_To be done_
Transcribe all the records exactly and omit any images they hold.

[Start Task material]

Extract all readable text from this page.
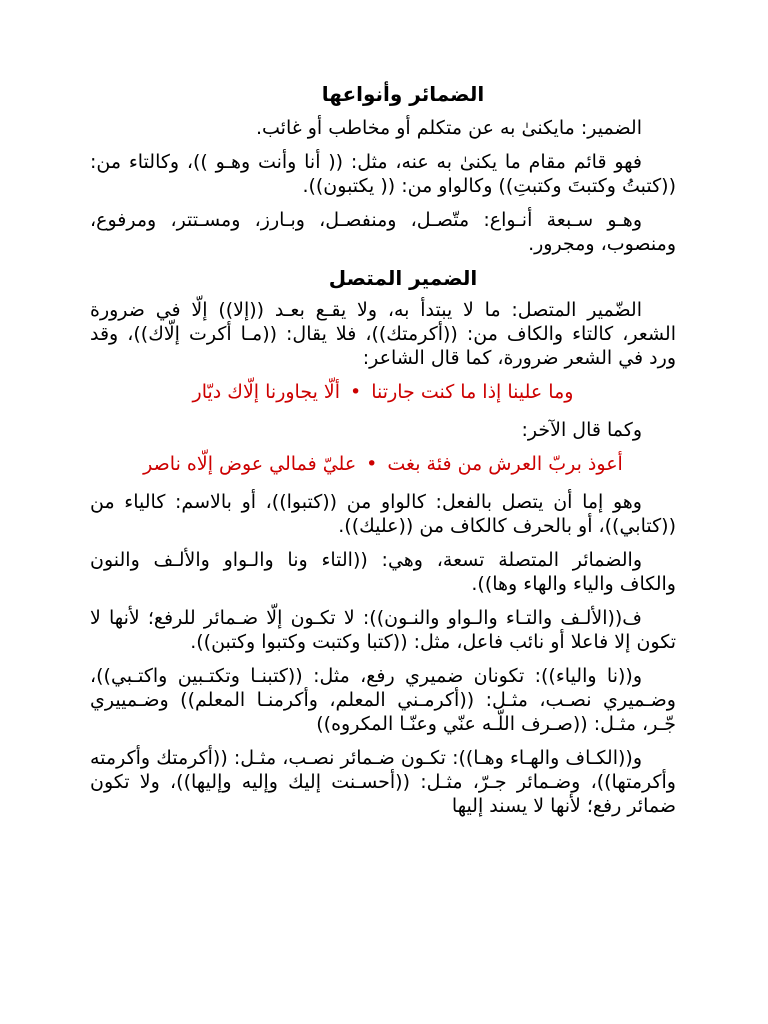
الضمائر وأنواعها

الضمير: مايكنىٰ به عن متكلم أو مخاطب أو غائب.

فهو قائم مقام ما يكنىٰ به عنه، مثل: (( أنا وأنت وهـو ))، وكالتاء من: ((كتبتُ وكتبتَ وكتبتِ)) وكالواو من: (( يكتبون)).

وهـو سـبعة أنـواع: متّصـل، ومنفصـل، وبـارز، ومسـتتر، ومرفوع، ومنصوب، ومجرور.

الضمير المتصل

الضّمير المتصل: ما لا يبتدأ به، ولا يقـع بعـد ((إلا)) إلّا في ضرورة الشعر، كالتاء والكاف من: ((أكرمتك))، فلا يقال: ((مـا أكرت إلّاك))، وقد ورد في الشعر ضرورة، كما قال الشاعر:

وما علينا إذا ما كنت جارتنا•ألّا يجاورنا إلّاك ديّار

وكما قال الآخر:

أعوذ بربّ العرش من فئة بغت•عليّ فمالي عوض إلّاه ناصر

وهو إما أن يتصل بالفعل: كالواو من ((كتبوا))، أو بالاسم: كالياء من ((كتابي))، أو بالحرف كالكاف من ((عليك)).

والضمائر المتصلة تسعة، وهي: ((التاء ونا والـواو والألـف والنون والكاف والياء والهاء وها)).

ف((الألـف والتـاء والـواو والنـون)): لا تكـون إلّا ضـمائر للرفع؛ لأنها لا تكون إلا فاعلا أو نائب فاعل، مثل: ((كتبا وكتبت وكتبوا وكتبن)).

و((نا والياء)): تكونان ضميري رفع، مثل: ((كتبنـا وتكتـبين واكتـبي))، وضـميري نصـب، مثـل: ((أكرمـني المعلم، وأكرمنـا المعلم)) وضـمييري جّـر، مثـل: ((صـرف اللّـه عنّي وعنّـا المكروه))

و((الكـاف والهـاء وهـا)): تكـون ضـمائر نصـب، مثـل: ((أكرمتك وأكرمته وأكرمتها))، وضـمائر جـرّ، مثـل: ((أحسـنت إليك وإليه وإليها))، ولا تكون ضمائر رفع؛ لأنها لا يسند إليها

[End Task material]

_Solution to this task_
Extract all readable text from this page.
الضمائر وأنواعها

الضمير: مايكنىٰ به عن متكلم أو مخاطب أو غائب.

فهو قائم مقام ما يكنىٰ به عنه، مثل: (( أنا وأنت وهـو ))، وكالتاء من: ((كتبتُ وكتبتَ وكتبتِ)) وكالواو من: (( يكتبون)).

وهـو سـبعة أنـواع: متّصـل، ومنفصـل، وبـارز، ومسـتتر، ومرفوع، ومنصوب، ومجرور.

الضمير المتصل

الضّمير المتصل: ما لا يبتدأ به، ولا يقـع بعـد ((إلا)) إلّا في ضرورة الشعر، كالتاء والكاف من: ((أكرمتك))، فلا يقال: ((مـا أكرت إلّاك))، وقد ورد في الشعر ضرورة، كما قال الشاعر:

وما علينا إذا ما كنت جارتنا•ألّا يجاورنا إلّاك ديّار

وكما قال الآخر:

أعوذ بربّ العرش من فئة بغت•عليّ فمالي عوض إلّاه ناصر

وهو إما أن يتصل بالفعل: كالواو من ((كتبوا))، أو بالاسم: كالياء من ((كتابي))، أو بالحرف كالكاف من ((عليك)).

والضمائر المتصلة تسعة، وهي: ((التاء ونا والـواو والألـف والنون والكاف والياء والهاء وها)).

ف((الألـف والتـاء والـواو والنـون)): لا تكـون إلّا ضـمائر للرفع؛ لأنها لا تكون إلا فاعلا أو نائب فاعل، مثل: ((كتبا وكتبت وكتبوا وكتبن)).

و((نا والياء)): تكونان ضميري رفع، مثل: ((كتبنـا وتكتـبين واكتـبي))، وضـميري نصـب، مثـل: ((أكرمـني المعلم، وأكرمنـا المعلم)) وضـمييري جّـر، مثـل: ((صـرف اللّـه عنّي وعنّـا المكروه))

و((الكـاف والهـاء وهـا)): تكـون ضـمائر نصـب، مثـل: ((أكرمتك وأكرمته وأكرمتها))، وضـمائر جـرّ، مثـل: ((أحسـنت إليك وإليه وإليها))، ولا تكون ضمائر رفع؛ لأنها لا يسند إليها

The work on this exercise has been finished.